- **Exercise directions**:
Find each line containing the string "London". Copy it.

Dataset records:
******************************
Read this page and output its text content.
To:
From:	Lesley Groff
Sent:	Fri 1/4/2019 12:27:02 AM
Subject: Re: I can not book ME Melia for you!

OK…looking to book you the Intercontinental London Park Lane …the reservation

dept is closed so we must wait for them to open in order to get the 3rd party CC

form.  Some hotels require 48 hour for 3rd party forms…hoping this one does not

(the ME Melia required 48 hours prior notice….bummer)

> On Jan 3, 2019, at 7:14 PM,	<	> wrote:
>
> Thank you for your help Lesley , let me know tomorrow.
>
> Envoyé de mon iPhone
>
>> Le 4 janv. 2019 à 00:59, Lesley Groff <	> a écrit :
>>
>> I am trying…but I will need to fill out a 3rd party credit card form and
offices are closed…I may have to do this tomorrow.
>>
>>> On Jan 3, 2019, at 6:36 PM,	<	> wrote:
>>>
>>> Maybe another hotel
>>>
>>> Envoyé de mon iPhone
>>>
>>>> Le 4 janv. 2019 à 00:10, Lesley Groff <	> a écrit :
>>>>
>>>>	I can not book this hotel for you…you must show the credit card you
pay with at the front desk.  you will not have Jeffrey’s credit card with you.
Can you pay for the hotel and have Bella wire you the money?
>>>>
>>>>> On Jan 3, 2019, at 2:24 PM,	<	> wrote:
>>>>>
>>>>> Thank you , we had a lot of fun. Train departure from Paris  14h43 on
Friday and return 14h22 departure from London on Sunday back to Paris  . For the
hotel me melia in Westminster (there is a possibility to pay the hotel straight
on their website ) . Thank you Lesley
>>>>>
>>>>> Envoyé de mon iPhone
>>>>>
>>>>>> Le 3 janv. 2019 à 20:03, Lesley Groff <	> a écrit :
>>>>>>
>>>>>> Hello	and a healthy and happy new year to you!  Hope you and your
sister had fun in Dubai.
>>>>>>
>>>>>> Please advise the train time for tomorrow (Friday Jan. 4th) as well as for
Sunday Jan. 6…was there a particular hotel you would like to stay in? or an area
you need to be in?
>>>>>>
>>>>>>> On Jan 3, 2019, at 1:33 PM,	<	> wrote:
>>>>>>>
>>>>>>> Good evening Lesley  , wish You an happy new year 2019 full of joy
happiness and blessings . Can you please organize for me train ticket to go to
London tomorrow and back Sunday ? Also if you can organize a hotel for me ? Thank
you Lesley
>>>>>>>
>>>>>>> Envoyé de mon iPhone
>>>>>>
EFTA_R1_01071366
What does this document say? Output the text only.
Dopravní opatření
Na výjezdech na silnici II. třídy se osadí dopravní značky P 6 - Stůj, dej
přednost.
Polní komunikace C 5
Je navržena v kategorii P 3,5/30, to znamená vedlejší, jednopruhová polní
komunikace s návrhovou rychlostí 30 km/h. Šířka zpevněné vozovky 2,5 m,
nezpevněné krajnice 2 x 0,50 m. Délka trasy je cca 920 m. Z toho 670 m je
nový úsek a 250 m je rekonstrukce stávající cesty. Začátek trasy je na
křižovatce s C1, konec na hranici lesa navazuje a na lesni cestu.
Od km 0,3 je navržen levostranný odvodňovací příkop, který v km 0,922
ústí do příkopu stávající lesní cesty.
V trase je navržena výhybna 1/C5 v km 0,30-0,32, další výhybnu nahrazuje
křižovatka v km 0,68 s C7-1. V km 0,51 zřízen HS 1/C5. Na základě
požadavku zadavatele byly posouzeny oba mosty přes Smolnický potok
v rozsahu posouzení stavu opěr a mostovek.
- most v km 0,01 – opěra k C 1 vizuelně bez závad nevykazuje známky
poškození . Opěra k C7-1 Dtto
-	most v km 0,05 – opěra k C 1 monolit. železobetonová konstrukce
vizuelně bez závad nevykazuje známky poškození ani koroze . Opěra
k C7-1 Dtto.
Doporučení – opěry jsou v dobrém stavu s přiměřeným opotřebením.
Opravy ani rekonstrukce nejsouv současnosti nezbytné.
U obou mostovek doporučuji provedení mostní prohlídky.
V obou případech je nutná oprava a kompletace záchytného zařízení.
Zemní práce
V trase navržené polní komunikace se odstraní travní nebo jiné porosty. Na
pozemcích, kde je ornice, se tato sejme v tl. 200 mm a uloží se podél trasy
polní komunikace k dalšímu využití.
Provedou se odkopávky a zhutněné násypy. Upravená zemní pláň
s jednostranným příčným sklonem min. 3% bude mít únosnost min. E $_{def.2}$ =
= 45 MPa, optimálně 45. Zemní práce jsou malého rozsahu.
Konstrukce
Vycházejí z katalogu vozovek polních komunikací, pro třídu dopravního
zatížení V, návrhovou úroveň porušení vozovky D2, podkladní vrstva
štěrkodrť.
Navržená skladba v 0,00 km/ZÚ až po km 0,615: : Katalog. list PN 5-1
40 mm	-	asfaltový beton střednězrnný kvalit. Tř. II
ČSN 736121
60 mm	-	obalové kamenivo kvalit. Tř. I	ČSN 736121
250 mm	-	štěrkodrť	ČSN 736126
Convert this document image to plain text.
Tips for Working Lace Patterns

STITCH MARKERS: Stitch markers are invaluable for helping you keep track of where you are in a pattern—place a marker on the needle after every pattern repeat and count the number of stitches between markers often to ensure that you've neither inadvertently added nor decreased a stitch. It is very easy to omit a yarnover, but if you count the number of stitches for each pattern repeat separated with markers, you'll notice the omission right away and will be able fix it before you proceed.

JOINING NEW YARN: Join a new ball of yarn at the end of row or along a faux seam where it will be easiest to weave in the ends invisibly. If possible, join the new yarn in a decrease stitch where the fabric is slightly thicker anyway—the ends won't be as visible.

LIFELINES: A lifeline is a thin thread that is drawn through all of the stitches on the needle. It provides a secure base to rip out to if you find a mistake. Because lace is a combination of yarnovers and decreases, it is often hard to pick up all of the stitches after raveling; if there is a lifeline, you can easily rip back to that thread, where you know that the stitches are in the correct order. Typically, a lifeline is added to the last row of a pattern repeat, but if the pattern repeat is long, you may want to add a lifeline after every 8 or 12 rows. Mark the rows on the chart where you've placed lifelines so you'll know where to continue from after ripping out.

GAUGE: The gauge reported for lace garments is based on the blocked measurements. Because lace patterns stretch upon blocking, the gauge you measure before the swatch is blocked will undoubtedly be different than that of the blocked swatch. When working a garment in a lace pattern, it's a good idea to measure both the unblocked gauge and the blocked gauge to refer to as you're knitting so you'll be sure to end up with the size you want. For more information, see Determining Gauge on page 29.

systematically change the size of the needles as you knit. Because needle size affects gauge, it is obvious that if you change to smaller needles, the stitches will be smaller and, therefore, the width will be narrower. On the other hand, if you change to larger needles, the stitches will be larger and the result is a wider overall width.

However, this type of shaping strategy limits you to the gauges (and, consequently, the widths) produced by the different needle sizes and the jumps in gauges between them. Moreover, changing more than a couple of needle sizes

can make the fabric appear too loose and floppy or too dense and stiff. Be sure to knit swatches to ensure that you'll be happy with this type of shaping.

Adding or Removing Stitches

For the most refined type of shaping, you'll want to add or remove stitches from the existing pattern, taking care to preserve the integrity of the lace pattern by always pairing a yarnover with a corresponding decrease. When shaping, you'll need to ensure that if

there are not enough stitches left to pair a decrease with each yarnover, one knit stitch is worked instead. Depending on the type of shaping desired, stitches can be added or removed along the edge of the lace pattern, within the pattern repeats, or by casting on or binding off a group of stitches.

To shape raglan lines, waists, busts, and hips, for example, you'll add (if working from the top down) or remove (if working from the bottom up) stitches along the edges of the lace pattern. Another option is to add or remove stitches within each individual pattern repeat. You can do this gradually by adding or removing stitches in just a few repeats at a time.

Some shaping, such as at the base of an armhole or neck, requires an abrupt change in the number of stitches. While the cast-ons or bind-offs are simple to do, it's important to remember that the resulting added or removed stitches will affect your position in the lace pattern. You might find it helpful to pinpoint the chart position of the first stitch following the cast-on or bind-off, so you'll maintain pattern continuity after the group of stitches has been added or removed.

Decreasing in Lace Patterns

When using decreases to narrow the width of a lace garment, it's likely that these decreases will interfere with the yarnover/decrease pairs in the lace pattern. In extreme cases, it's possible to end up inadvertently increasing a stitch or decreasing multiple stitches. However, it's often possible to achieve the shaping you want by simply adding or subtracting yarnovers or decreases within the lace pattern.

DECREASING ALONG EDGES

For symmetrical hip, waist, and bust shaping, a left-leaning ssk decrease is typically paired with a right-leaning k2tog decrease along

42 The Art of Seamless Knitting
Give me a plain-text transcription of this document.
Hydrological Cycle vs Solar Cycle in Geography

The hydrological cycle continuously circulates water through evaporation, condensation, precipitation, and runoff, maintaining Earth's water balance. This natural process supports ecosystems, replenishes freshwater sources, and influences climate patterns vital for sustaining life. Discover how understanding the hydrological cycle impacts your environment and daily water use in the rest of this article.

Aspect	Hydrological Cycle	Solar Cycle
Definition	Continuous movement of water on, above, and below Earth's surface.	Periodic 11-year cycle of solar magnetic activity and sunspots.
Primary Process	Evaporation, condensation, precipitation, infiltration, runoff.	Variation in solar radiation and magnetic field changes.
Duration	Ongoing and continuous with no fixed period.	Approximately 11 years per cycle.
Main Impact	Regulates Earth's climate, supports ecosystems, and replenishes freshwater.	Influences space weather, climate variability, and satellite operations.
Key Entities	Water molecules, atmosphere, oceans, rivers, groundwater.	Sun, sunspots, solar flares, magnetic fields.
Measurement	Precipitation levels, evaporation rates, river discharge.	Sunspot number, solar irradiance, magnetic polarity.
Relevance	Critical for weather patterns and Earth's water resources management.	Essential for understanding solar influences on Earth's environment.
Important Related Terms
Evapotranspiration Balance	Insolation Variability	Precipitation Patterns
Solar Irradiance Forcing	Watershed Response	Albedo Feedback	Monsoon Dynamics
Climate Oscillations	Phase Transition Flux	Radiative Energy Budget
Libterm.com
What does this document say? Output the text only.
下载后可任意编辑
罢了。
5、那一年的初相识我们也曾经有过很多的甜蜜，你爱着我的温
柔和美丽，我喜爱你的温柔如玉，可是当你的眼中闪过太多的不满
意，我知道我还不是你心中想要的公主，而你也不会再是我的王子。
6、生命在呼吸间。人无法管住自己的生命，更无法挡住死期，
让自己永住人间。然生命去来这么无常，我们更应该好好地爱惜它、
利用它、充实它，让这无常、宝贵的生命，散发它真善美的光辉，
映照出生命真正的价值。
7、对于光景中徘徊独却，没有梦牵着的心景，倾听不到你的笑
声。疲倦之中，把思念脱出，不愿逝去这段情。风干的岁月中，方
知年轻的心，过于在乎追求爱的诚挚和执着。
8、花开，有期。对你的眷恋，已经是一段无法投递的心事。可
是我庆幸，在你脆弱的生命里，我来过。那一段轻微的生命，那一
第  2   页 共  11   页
******************************
- **Solution**:
OK…looking to book you the Intercontinental London Park Lane …the reservation
Friday and return 14h22 departure from London on Sunday back to Paris  . For the
London tomorrow and back Sunday ? Also if you can organize a hotel for me ? Thank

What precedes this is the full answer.